■ **Excerpt provided**
+---+
4.21.4. No Acquired Company has violated the Worker Adjustment and
Retraining Notification Act (the "WARN Act") or any similar state or local Legal
Requirement.
4.21.5. The Xxxxxxxx Corresponding Schedule lists each Applicable
Contract relating to the employment of any Person by any Acquired Company (the
"Contracted Employees"), excluding confidentiality and similar agreements sought
on a general basis from full-time employees of the Acquired Companies.
4.22 Labor Disputes; Compliance.
4.22.1. Except as set forth in the Xxxxxxxx Corresponding Schedule,
each Acquired Company has complied in all material respects with all Legal
Requirements relating to employment practices and terms and conditions of
employment, including equal employment opportunity, nondiscrimination, sexual
harassment, immigration, wages, hours, benefits, the payment of social security
and similar Taxes and occupational safety and health. No Acquired Company has
any Liability for the payment of any Taxes, fines, penalties, damages, or other
40
amounts, however designated, for failure to comply with any of the foregoing
Legal Requirements.
4.22.2. Except as disclosed in the Xxxxxxxx Corresponding Schedule:
(a) no Acquired Company has been, or is now, a party to any
collective bargaining agreement or other labor Contract;
(b) since July 31, 2001, there has not been, there is not
presently pending or existing, and, to the Knowledge of Xxxxxxxx, there is not
Threatened, any strike, slowdown, picketing, work stoppage or material employee
grievance process involving any Acquired Company;
(c) to the Knowledge of Xxxxxxxx, no event has occurred or
circumstance exists that would be reasonably likely to provide the basis for any
work stoppage or other material labor dispute;
(d) there is not pending or, to the Knowledge of Xxxxxxxx,
Threatened against any Acquired Company any Proceeding relating to the alleged
violation of any Legal Requirement pertaining to labor relations or employment
matters, including any charge or complaint filed with the National Labor
Relations Board or any comparable Governmental Body, and there is no
organizational activity or other labor dispute against or affecting any Acquired
Company or the Facilities;
(e) no application or petition for an election of or for
certification of a collective bargaining agent is pending;
(f) no grievance or arbitration Proceeding exists that might
have a Material Adverse Effect upon any Acquired Company;
(g) there is no lockout of any employees by any Acquired
Company, and no such action is contemplated by any Acquired Company; and
(h) there has been no unresolved charge of discrimination
filed against or, to the Knowledge of Xxxxxxxx Threatened, against any Acquired
Company with the Equal Employment Opportunity Commission or similar Governmental
Body.
+---+
■ **Requests**
1. In the excerpt on the Acquired Companies' labor and employment representations, since what date has there been no strike, slowdown, picketing, work stoppage or material employee grievance process involving any Acquired Company?
2. Continue the excerpt on the Acquired Companies' labor and employment representations from the point at which it ends.

■ **Raw data**
+---+
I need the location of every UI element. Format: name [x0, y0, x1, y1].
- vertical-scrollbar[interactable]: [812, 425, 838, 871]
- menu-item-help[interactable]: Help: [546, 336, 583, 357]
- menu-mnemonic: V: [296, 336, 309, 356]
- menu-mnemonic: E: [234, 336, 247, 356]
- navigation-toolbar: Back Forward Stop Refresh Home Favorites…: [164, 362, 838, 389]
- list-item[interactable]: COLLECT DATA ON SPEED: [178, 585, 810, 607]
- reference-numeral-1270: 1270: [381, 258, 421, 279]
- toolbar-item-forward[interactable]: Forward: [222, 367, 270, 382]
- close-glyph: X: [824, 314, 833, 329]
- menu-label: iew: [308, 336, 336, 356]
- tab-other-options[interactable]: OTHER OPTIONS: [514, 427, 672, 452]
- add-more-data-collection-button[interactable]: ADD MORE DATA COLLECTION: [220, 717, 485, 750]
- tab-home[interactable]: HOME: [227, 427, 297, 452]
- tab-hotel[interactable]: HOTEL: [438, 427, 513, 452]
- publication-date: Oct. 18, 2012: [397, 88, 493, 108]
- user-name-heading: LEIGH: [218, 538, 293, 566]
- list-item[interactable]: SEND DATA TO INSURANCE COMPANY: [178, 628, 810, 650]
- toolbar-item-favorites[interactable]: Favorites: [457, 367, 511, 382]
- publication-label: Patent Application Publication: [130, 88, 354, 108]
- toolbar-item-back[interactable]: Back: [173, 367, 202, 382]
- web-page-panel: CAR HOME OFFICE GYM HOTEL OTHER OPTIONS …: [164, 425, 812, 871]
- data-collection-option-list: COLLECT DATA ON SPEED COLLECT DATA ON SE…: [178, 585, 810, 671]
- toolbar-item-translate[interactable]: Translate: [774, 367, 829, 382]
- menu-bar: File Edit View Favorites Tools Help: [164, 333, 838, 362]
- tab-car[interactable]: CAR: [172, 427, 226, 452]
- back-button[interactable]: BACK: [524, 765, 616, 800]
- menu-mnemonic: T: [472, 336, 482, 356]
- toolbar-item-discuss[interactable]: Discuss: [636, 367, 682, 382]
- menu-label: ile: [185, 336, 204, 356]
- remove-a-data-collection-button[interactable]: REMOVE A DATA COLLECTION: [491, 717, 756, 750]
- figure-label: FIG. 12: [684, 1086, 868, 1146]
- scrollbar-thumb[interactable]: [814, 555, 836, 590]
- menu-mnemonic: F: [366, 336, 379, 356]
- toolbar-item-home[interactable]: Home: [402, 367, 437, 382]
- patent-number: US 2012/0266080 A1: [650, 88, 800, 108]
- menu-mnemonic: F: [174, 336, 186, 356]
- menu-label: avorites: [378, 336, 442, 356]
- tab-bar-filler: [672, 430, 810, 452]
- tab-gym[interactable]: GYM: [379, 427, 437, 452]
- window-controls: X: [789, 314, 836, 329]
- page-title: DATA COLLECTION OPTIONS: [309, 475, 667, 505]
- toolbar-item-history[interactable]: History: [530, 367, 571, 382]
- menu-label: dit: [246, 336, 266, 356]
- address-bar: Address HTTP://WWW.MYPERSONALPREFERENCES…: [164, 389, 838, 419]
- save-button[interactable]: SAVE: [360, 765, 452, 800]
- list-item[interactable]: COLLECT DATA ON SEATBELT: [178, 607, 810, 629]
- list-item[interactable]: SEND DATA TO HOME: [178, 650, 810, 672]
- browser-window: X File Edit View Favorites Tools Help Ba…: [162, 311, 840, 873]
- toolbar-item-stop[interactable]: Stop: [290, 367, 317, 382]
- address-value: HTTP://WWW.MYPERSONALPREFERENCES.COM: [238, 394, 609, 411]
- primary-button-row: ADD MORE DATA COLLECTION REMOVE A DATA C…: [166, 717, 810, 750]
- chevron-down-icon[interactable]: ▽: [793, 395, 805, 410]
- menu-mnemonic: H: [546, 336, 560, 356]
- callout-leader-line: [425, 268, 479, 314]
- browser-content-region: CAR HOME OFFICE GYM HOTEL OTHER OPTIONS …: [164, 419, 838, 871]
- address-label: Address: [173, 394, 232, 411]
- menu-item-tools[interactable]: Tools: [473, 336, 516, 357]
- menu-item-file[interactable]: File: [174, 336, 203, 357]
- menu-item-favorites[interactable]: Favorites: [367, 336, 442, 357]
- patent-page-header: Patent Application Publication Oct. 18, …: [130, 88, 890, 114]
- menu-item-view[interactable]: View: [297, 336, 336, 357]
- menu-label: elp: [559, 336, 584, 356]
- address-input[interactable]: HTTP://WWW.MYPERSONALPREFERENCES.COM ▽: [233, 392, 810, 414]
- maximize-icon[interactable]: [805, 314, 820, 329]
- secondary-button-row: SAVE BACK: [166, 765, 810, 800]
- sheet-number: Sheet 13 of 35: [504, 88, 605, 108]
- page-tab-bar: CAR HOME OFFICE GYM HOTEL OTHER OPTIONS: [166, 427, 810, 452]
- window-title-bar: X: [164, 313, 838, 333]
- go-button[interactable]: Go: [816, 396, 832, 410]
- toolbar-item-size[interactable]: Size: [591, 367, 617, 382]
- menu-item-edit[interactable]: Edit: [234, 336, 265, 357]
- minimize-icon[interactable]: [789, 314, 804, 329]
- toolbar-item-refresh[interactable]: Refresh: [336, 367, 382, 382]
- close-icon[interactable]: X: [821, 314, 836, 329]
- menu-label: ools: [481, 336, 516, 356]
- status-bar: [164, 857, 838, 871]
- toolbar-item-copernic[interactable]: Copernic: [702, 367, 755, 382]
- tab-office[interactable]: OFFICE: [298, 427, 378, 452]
+---+
■ **Answers to the exercises**
1. July 31, 2001.

2.
4.23 Intellectual Property.
4.23.1. The Acquired Companies own, or possess adequate and valid
licenses or other valid rights to use, (in each case, free and clear of any
material Encumbrances and free and clear of obligations of payment except for
applicable licensing fees related to "off-the-shelf" software) all material
Intellectual Property used or held for use in connection with the business of
the Acquired Companies as currently conducted in each case. The number of valid
licenses for computers (including workstations, personal computers, and servers)
and related software held by the Acquired Companies is sufficient to cover the
number of such computers and related software currently used by them.
41
4.23.2. The use of any Intellectual Property by any Acquired Company
does not infringe on, or otherwise violate, the intellectual property rights of
any Person, and is in accordance with each applicable license pursuant to which
the Acquired Companies acquired the right to use such Intellectual Property.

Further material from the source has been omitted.